## WHAT IS ASKED
Every line of the records must be repeated exactly; pictures stay out.

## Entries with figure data
********

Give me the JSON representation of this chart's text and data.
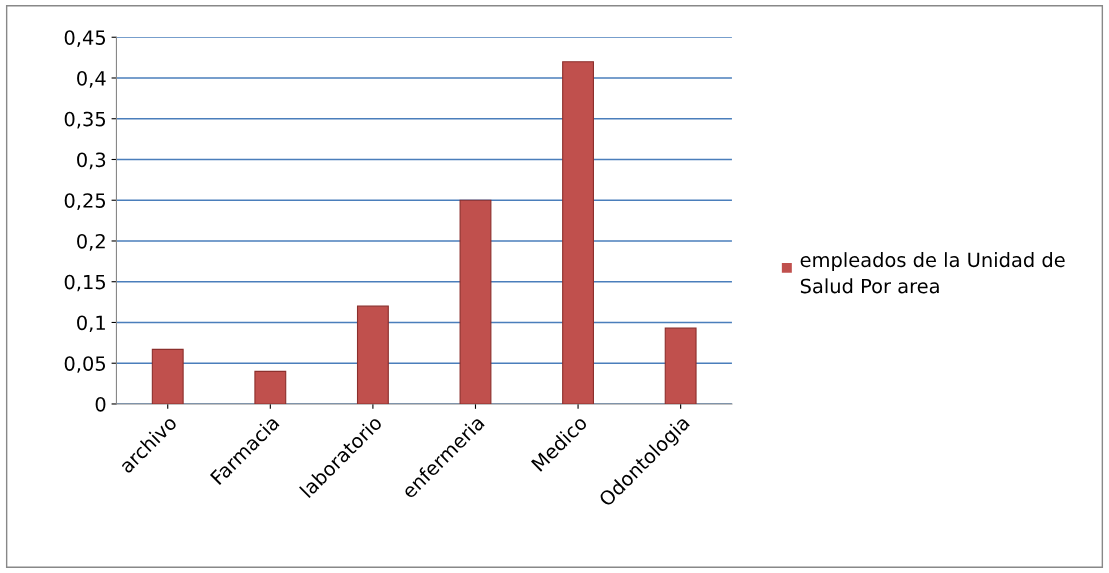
{
  "chart_data": {
    "type": "bar",
    "categories": [
      "archivo",
      "Farmacia",
      "laboratorio",
      "enfermeria",
      "Medico",
      "Odontologia"
    ],
    "series": [
      {
        "name": "empleados de la Unidad de Salud Por area",
        "color": "#c0504d",
        "values": [
          0.067,
          0.04,
          0.12,
          0.25,
          0.42,
          0.093
        ]
      }
    ],
    "ylim": [
      0,
      0.45
    ],
    "yticks": [
      {
        "value": 0,
        "label": "0"
      },
      {
        "value": 0.05,
        "label": "0,05"
      },
      {
        "value": 0.1,
        "label": "0,1"
      },
      {
        "value": 0.15,
        "label": "0,15"
      },
      {
        "value": 0.2,
        "label": "0,2"
      },
      {
        "value": 0.25,
        "label": "0,25"
      },
      {
        "value": 0.3,
        "label": "0,3"
      },
      {
        "value": 0.35,
        "label": "0,35"
      },
      {
        "value": 0.4,
        "label": "0,4"
      },
      {
        "value": 0.45,
        "label": "0,45"
      }
    ],
    "grid": "y",
    "legend": "right"
  }
}
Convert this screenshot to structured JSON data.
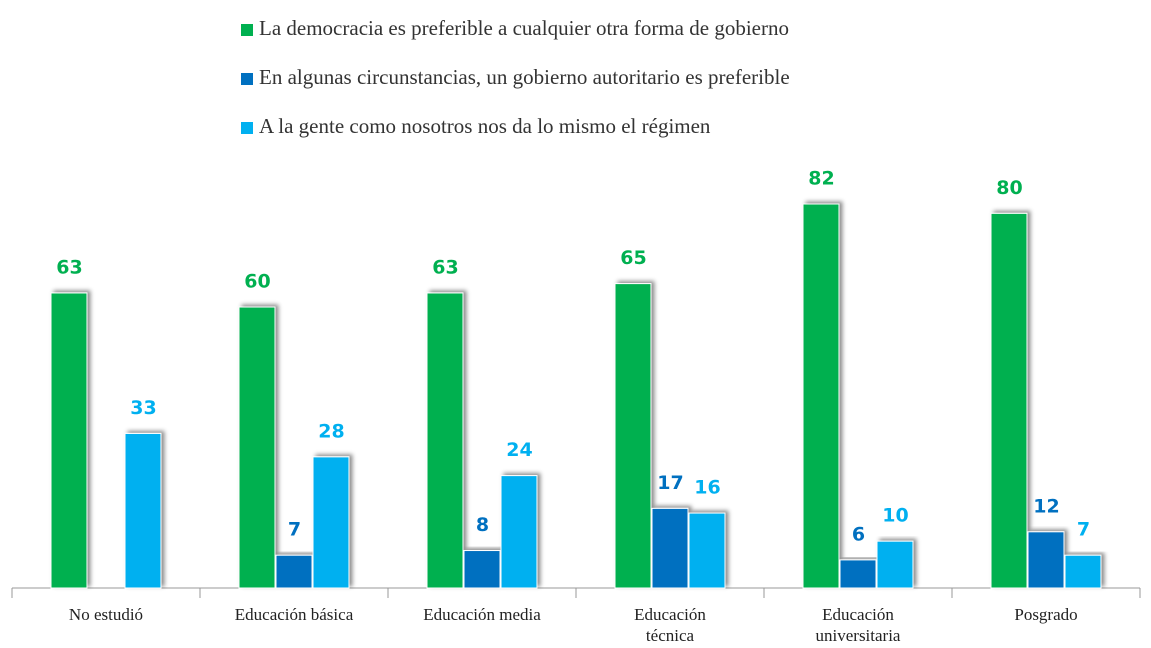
{
  "chart_data": {
    "type": "bar",
    "categories": [
      "No estudió",
      "Educación básica",
      "Educación media",
      "Educación técnica",
      "Educación universitaria",
      "Posgrado"
    ],
    "series": [
      {
        "name": "La democracia es preferible a cualquier otra forma de gobierno",
        "color": "#00b050",
        "values": [
          63,
          60,
          63,
          65,
          82,
          80
        ]
      },
      {
        "name": "En algunas circunstancias, un gobierno autoritario es preferible",
        "color": "#0070c0",
        "values": [
          null,
          7,
          8,
          17,
          6,
          12
        ]
      },
      {
        "name": "A la gente como nosotros nos da lo mismo el régimen",
        "color": "#00b0f0",
        "values": [
          33,
          28,
          24,
          16,
          10,
          7
        ]
      }
    ],
    "legend": "top"
  }
}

********

## WRITTEN SOLUTION
Give me the JSON representation of this chart's text and data.
{
  "chart_data": {
    "type": "bar",
    "categories": [
      "archivo",
      "Farmacia",
      "laboratorio",
      "enfermeria",
      "Medico",
      "Odontologia"
    ],
    "series": [
      {
        "name": "empleados de la Unidad de Salud Por area",
        "color": "#c0504d",
        "values": [
          0.067,
          0.04,
          0.12,
          0.25,
          0.42,
          0.093
        ]
      }
    ],
    "ylim": [
      0,
      0.45
    ],
    "yticks": [
      {
        "value": 0,
        "label": "0"
      },
      {
        "value": 0.05,
        "label": "0,05"
      },
      {
        "value": 0.1,
        "label": "0,1"
      },
      {
        "value": 0.15,
        "label": "0,15"
      },
      {
        "value": 0.2,
        "label": "0,2"
      },
      {
        "value": 0.25,
        "label": "0,25"
      },
      {
        "value": 0.3,
        "label": "0,3"
      },
      {
        "value": 0.35,
        "label": "0,35"
      },
      {
        "value": 0.4,
        "label": "0,4"
      },
      {
        "value": 0.45,
        "label": "0,45"
      }
    ],
    "grid": "y",
    "legend": "right"
  }
}
Convert this screenshot to structured JSON data.
{
  "chart_data": {
    "type": "bar",
    "categories": [
      "No estudió",
      "Educación básica",
      "Educación media",
      "Educación técnica",
      "Educación universitaria",
      "Posgrado"
    ],
    "series": [
      {
        "name": "La democracia es preferible a cualquier otra forma de gobierno",
        "color": "#00b050",
        "values": [
          63,
          60,
          63,
          65,
          82,
          80
        ]
      },
      {
        "name": "En algunas circunstancias, un gobierno autoritario es preferible",
        "color": "#0070c0",
        "values": [
          null,
          7,
          8,
          17,
          6,
          12
        ]
      },
      {
        "name": "A la gente como nosotros nos da lo mismo el régimen",
        "color": "#00b0f0",
        "values": [
          33,
          28,
          24,
          16,
          10,
          7
        ]
      }
    ],
    "legend": "top"
  }
}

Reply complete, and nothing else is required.